Adenoviral approaches, Ad-p53 and Onyx-015, have shown great promise in pre-clinical studies and subsequently advanced to mid to late stage clinical trials in HNSCC patients. The clinical development of Ad-p53 in HNSCC has been halted in the United States soon after the FDA rejected approval due in part to the disappointing results in the pivotal randomized Phase III clinical trial. Similar to Ad-p53, Onyx-015 was abandoned as a result of limited therapeutic efficacy in recurrent HNSCC patients. Although Ad-p53 showed modest efficacy in recurrent HNSCC patients, the promising data using adenoviral p53 gene therapy in two small studies in OLK patients suggests that Ad-p53 may be an ideal therapeutic to prevent the progression of pre-malignant lesions to HNSCC. Additional clinical trials to validate the benefit of Ad-p53 in OLK should be prioritized in the near future.
Besides adenoviral p53 gene therapy, several chemical approaches to reactivate p53 in HNSCC have shown great promise in vitro and in pre-clinical animal models. PRIMA-1 and CP-31398 restore the ability of mutant p53 to transactivate p53-regulated genes, whereas Nutlin-3 and RITA inhibit an endogenous p53 inhibitor, MDM2, to restore wildtype p53 function in HNSCC. To date, there is very limited evidence to confirm the efficacy of these novel small molecules in cancer patients. Nutlin-3 and other nutlin family members have been studied in early stage clinical trials in hematologic and solid malignancies; however, the clinical activity of nutlins remains to be reported. PRIMA-1, CP-31398, and RITA have not progressed into clinical development suggesting that additional structure-activity refinement may be necessary to enhance potency prior to advancement into clinical trials.

▶ **EXERCISE TASKS**:
1. Which therapeutic agents does the passage on p53-based therapy in HNSCC name?
2. How might the passage on p53-based therapy in HNSCC go on? Carry it forward from its final sentence.

▶ **RECORDS SHOWN**:
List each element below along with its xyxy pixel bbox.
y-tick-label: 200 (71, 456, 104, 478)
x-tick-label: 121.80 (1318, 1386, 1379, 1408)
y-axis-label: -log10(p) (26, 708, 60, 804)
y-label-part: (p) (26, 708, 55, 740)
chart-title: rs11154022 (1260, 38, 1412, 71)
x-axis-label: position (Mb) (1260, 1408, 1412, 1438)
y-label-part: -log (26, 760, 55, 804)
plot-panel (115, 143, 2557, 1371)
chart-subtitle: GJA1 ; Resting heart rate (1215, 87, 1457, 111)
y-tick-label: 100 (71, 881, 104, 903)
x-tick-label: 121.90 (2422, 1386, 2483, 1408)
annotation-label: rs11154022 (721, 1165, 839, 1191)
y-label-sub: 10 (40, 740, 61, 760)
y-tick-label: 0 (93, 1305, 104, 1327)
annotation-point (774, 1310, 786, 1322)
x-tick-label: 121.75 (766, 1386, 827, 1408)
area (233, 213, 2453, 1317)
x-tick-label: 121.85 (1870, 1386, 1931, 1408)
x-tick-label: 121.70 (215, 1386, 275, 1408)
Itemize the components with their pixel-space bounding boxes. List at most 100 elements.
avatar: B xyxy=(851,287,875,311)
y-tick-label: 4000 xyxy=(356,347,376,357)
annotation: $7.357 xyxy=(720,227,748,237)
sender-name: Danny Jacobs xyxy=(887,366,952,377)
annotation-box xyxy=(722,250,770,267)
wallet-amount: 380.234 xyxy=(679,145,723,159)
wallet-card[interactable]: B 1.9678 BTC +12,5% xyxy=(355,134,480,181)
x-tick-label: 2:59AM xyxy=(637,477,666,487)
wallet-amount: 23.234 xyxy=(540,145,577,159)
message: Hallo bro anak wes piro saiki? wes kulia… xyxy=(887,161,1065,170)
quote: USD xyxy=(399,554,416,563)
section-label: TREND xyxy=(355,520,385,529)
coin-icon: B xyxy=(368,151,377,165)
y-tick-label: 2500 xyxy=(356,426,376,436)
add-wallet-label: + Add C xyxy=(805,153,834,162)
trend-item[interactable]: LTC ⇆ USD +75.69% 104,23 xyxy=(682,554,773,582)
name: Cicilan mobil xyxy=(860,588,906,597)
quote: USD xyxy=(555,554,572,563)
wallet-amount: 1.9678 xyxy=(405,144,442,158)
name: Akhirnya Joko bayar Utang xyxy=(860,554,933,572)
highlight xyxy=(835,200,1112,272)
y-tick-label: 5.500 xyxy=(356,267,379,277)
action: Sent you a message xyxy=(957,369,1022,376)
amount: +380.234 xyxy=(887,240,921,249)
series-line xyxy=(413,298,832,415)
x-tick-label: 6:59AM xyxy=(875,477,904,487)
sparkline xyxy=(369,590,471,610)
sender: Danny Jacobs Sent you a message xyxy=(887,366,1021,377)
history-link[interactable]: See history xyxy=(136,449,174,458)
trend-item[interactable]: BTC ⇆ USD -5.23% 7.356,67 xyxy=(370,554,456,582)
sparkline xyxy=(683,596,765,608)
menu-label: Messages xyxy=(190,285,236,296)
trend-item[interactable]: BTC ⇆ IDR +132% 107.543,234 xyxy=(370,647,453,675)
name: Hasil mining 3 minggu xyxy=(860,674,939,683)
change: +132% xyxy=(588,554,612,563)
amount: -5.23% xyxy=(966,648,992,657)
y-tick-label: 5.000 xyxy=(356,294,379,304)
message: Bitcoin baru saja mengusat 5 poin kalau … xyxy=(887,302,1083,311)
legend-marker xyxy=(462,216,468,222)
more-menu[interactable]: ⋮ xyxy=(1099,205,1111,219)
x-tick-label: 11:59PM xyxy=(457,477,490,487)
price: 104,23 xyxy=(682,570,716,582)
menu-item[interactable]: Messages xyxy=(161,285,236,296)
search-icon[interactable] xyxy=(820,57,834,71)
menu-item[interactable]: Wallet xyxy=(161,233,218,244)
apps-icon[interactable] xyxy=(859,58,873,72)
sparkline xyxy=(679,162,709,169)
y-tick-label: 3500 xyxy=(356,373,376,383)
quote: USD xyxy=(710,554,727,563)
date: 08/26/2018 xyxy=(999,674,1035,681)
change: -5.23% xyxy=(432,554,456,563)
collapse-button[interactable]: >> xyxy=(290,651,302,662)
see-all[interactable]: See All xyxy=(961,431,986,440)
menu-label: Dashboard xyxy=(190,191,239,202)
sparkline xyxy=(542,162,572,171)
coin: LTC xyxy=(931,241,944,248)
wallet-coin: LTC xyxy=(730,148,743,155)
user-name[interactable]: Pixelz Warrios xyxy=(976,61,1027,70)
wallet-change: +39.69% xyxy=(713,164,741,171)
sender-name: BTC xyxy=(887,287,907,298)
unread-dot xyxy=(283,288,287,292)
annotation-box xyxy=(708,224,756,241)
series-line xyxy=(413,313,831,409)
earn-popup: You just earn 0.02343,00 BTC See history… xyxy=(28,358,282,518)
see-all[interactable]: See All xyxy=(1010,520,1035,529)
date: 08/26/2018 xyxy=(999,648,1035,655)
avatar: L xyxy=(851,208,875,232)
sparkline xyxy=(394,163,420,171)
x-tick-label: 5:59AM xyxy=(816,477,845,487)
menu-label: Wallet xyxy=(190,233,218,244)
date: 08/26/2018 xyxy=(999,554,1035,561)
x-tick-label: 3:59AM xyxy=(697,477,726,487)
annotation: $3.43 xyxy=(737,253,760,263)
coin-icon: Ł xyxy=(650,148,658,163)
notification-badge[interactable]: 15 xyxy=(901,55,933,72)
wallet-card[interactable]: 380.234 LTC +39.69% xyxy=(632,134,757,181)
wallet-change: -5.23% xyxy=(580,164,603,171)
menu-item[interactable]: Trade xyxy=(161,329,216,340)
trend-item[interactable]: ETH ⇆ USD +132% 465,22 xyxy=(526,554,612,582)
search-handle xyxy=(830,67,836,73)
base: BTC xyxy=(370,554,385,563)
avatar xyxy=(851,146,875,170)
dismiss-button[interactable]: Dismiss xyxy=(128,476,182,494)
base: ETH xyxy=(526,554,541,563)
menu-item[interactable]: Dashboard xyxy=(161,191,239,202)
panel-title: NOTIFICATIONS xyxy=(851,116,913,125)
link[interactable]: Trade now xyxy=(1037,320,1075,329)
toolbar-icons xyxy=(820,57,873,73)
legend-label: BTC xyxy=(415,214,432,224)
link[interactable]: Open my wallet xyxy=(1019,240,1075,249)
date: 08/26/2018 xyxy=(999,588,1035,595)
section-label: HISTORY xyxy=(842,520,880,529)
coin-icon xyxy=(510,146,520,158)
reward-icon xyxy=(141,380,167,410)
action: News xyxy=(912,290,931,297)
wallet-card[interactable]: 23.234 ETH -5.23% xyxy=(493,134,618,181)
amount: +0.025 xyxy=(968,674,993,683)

▶ **ANSWERS PROVIDED**:
1. Ad-p53, Onyx-015, PRIMA-1, CP-31398, Nutlin-3, RITA

2.
High-risk HPV, including HPV16, is now recognized as an etiological agent for HNSCC, in particular oropharyngeal SCC. The current standard of care treatment for HPV-positive HNSCC is cis-platinum-based chemoradiation. However, this therapeutic regimen is associated with severe adverse events and thus, alternate treatment approaches for HPV-positive HNSCC patients are needed. Past attempts to develop therapeutics to target HPV-positive cancers have been limited to cervical carcinomas and moreover, these strategies have not progressed past pre-clinical testing. Recent work from our group demonstrates that CH1iB, a small molecule that blocks the interaction between HPV16 E6 and p300, reactivates p53 function and has activity as a single-agent and in combination with cisplatin in HPV-positive HNSCC. To our knowledge, CHiB is the first therapeutic to be rationally designed to target HPV-positive HNSCC. Although CH1iB is early in pre-clinical development, the potential of this molecule is high and further development of CH1iB as an anti-cancer therapeutic in HPV-positive HNSCC and other HPV-associated carcinomas is warranted.
Various approaches to modulate p53 function have been assessed for HNSCC. Adenoviral strategies to deliver wildtype 53 to HNSCC cells or selectively eliminate p53-inactive HNSCC cells have progressed to mid to late stage clinical trials but failed to demonstrate a robust clinical benefit. Small molecules to reactivate p53 in p53-inactivated HNSCC, due to mutations, MDM2, or HPV, have demonstrated promising pre-clinical efficacy. Further investigation of these molecules should be prioritized to expedite the progression to the clinical development phase. It is clear that the full potential of p53 reactivation therapeutics has yet to materialize in HNSCC. As further insight in p53 biology in HNSCC is gained, additional therapeutic strategies may be developed to optimally reactivate p53 to better manage this patient population.